DATASET CONTENT.
◇ ◇ ◇ ◇ ◇ ◇ ◇

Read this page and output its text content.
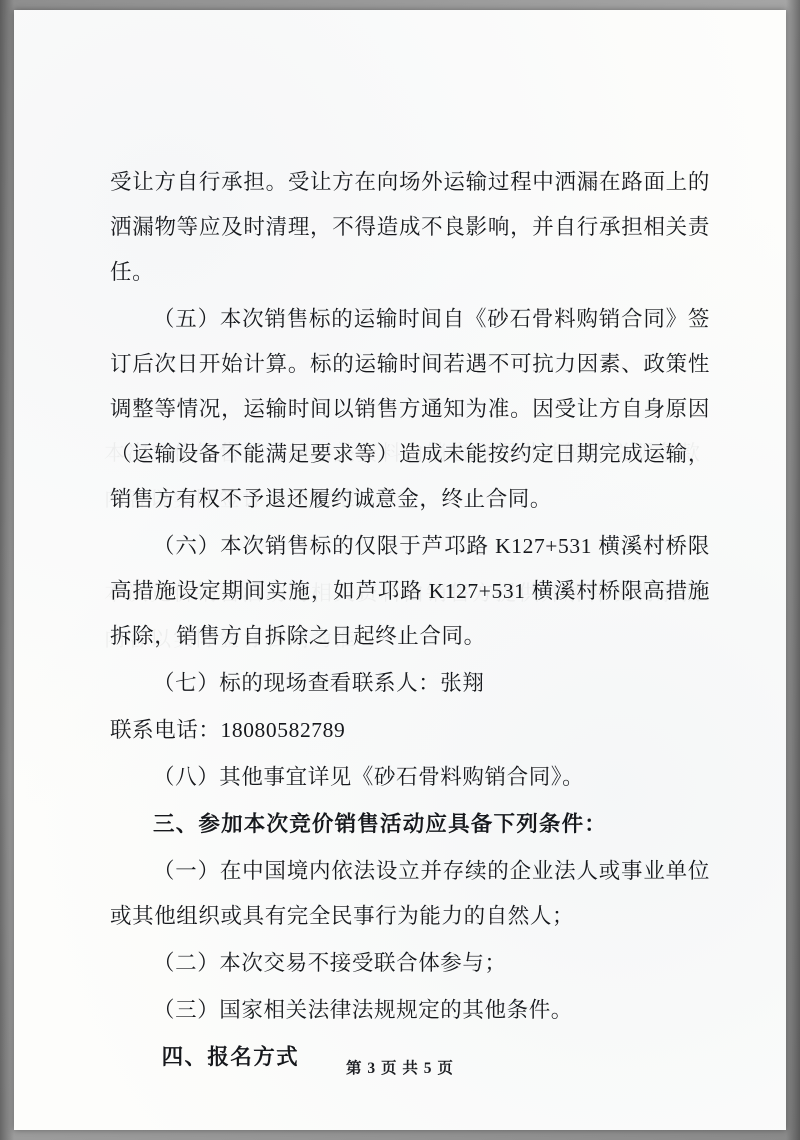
受让方自行承担。受让方在向场外运输过程中洒漏在路面上的洒漏物等应及时清理，不得造成不良影响，并自行承担相关责任。

（五）本次销售标的运输时间自《砂石骨料购销合同》签订后次日开始计算。标的运输时间若遇不可抗力因素、政策性调整等情况，运输时间以销售方通知为准。因受让方自身原因（运输设备不能满足要求等）造成未能按约定日期完成运输，销售方有权不予退还履约诚意金，终止合同。

（六）本次销售标的仅限于芦邛路 K127+531 横溪村桥限高措施设定期间实施，如芦邛路 K127+531 横溪村桥限高措施拆除，销售方自拆除之日起终止合同。

（七）标的现场查看联系人：张翔

联系电话：18080582789

（八）其他事宜详见《砂石骨料购销合同》。

三、参加本次竞价销售活动应具备下列条件：

（一）在中国境内依法设立并存续的企业法人或事业单位或其他组织或具有完全民事行为能力的自然人；

（二）本次交易不接受联合体参与；

（三）国家相关法律法规规定的其他条件。

四、报名方式	第 3 页 共 5 页
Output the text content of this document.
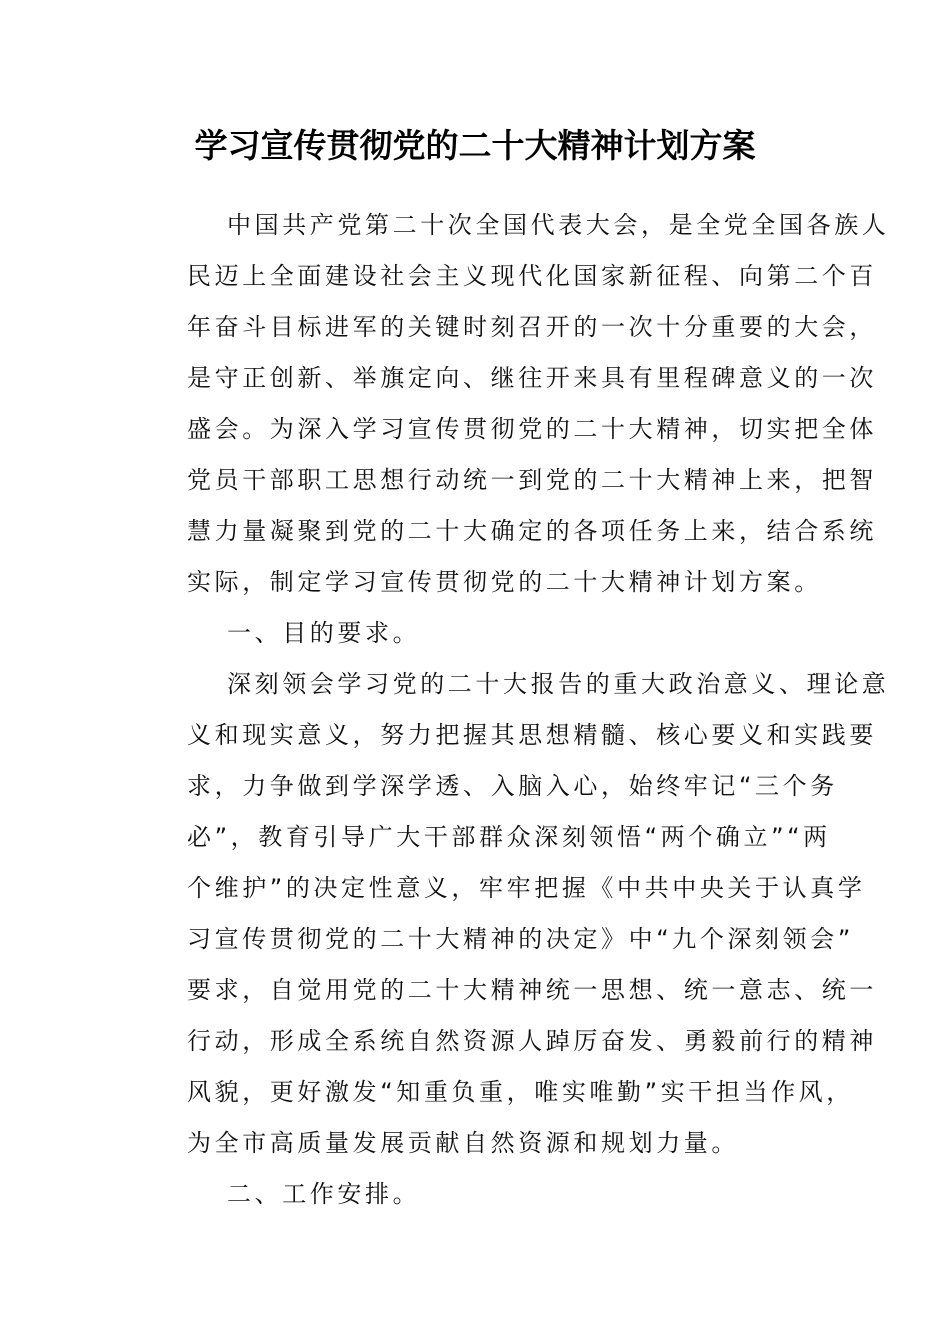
学习宣传贯彻党的二十大精神计划方案
中国共产党第二十次全国代表大会，是全党全国各族人
民迈上全面建设社会主义现代化国家新征程、向第二个百
年奋斗目标进军的关键时刻召开的一次十分重要的大会，
是守正创新、举旗定向、继往开来具有里程碑意义的一次
盛会。为深入学习宣传贯彻党的二十大精神，切实把全体
党员干部职工思想行动统一到党的二十大精神上来，把智
慧力量凝聚到党的二十大确定的各项任务上来，结合系统
实际，制定学习宣传贯彻党的二十大精神计划方案。
一、目的要求。
深刻领会学习党的二十大报告的重大政治意义、理论意
义和现实意义，努力把握其思想精髓、核心要义和实践要
求，力争做到学深学透、入脑入心，始终牢记“三个务
必”，教育引导广大干部群众深刻领悟“两个确立”“两
个维护”的决定性意义，牢牢把握《中共中央关于认真学
习宣传贯彻党的二十大精神的决定》中“九个深刻领会”
要求，自觉用党的二十大精神统一思想、统一意志、统一
行动，形成全系统自然资源人踔厉奋发、勇毅前行的精神
风貌，更好激发“知重负重，唯实唯勤”实干担当作风，
为全市高质量发展贡献自然资源和规划力量。
二、工作安排。
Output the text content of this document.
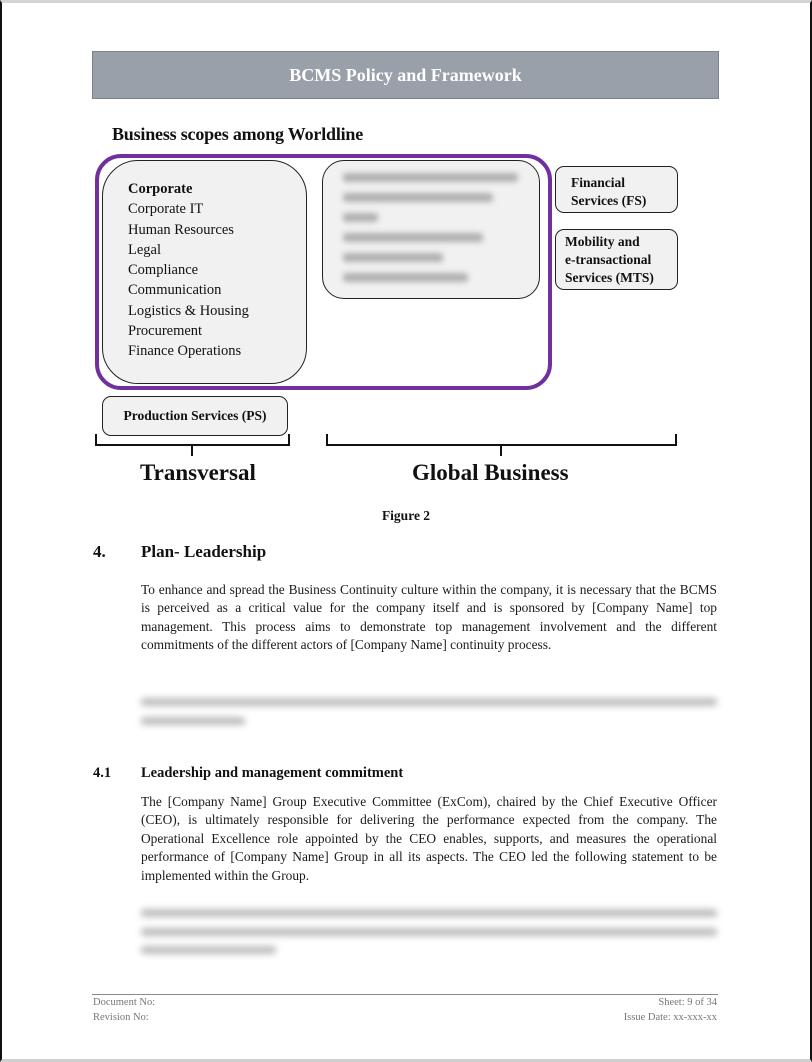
BCMS Policy and Framework
Business scopes among Worldline
Corporate
Corporate IT
Human Resources
Legal
Compliance
Communication
Logistics & Housing
Procurement
Finance Operations
Financial
Services (FS)
Mobility and
e-transactional
Services (MTS)
Production Services (PS)
Transversal	Global Business
Figure 2
4. Plan- Leadership

To enhance and spread the Business Continuity culture within the company, it is necessary that the BCMS is perceived as a critical value for the company itself and is sponsored by [Company Name] top management. This process aims to demonstrate top management involvement and the different commitments of the different actors of [Company Name] continuity process.

4.1 Leadership and management commitment

The [Company Name] Group Executive Committee (ExCom), chaired by the Chief Executive Officer (CEO), is ultimately responsible for delivering the performance expected from the company. The Operational Excellence role appointed by the CEO enables, supports, and measures the operational performance of [Company Name] Group in all its aspects. The CEO led the following statement to be implemented within the Group.

Document No:
Revision No:
Sheet: 9 of 34
Issue Date: xx-xxx-xx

◇ ◇ ◇ ◇ ◇ ◇ ◇

Retype each line of the listing above word for word. Exclude the pictures.

RESULT OF THIS EXERCISE.
Read this page and output its text content.
受让方自行承担。受让方在向场外运输过程中洒漏在路面上的洒漏物等应及时清理，不得造成不良影响，并自行承担相关责任。

（五）本次销售标的运输时间自《砂石骨料购销合同》签订后次日开始计算。标的运输时间若遇不可抗力因素、政策性调整等情况，运输时间以销售方通知为准。因受让方自身原因（运输设备不能满足要求等）造成未能按约定日期完成运输，销售方有权不予退还履约诚意金，终止合同。

（六）本次销售标的仅限于芦邛路 K127+531 横溪村桥限高措施设定期间实施，如芦邛路 K127+531 横溪村桥限高措施拆除，销售方自拆除之日起终止合同。

（七）标的现场查看联系人：张翔

联系电话：18080582789

（八）其他事宜详见《砂石骨料购销合同》。

三、参加本次竞价销售活动应具备下列条件：

（一）在中国境内依法设立并存续的企业法人或事业单位或其他组织或具有完全民事行为能力的自然人；

（二）本次交易不接受联合体参与；

（三）国家相关法律法规规定的其他条件。

四、报名方式	第 3 页 共 5 页
Output the text content of this document.
学习宣传贯彻党的二十大精神计划方案
中国共产党第二十次全国代表大会，是全党全国各族人
民迈上全面建设社会主义现代化国家新征程、向第二个百
年奋斗目标进军的关键时刻召开的一次十分重要的大会，
是守正创新、举旗定向、继往开来具有里程碑意义的一次
盛会。为深入学习宣传贯彻党的二十大精神，切实把全体
党员干部职工思想行动统一到党的二十大精神上来，把智
慧力量凝聚到党的二十大确定的各项任务上来，结合系统
实际，制定学习宣传贯彻党的二十大精神计划方案。
一、目的要求。
深刻领会学习党的二十大报告的重大政治意义、理论意
义和现实意义，努力把握其思想精髓、核心要义和实践要
求，力争做到学深学透、入脑入心，始终牢记“三个务
必”，教育引导广大干部群众深刻领悟“两个确立”“两
个维护”的决定性意义，牢牢把握《中共中央关于认真学
习宣传贯彻党的二十大精神的决定》中“九个深刻领会”
要求，自觉用党的二十大精神统一思想、统一意志、统一
行动，形成全系统自然资源人踔厉奋发、勇毅前行的精神
风貌，更好激发“知重负重，唯实唯勤”实干担当作风，
为全市高质量发展贡献自然资源和规划力量。
二、工作安排。
Output the text content of this document.
BCMS Policy and Framework
Business scopes among Worldline
Corporate
Corporate IT
Human Resources
Legal
Compliance
Communication
Logistics & Housing
Procurement
Finance Operations
Financial
Services (FS)
Mobility and
e-transactional
Services (MTS)
Production Services (PS)
Transversal	Global Business
Figure 2
4. Plan- Leadership

To enhance and spread the Business Continuity culture within the company, it is necessary that the BCMS is perceived as a critical value for the company itself and is sponsored by [Company Name] top management. This process aims to demonstrate top management involvement and the different commitments of the different actors of [Company Name] continuity process.

4.1 Leadership and management commitment

The [Company Name] Group Executive Committee (ExCom), chaired by the Chief Executive Officer (CEO), is ultimately responsible for delivering the performance expected from the company. The Operational Excellence role appointed by the CEO enables, supports, and measures the operational performance of [Company Name] Group in all its aspects. The CEO led the following statement to be implemented within the Group.

Document No:
Revision No:
Sheet: 9 of 34
Issue Date: xx-xxx-xx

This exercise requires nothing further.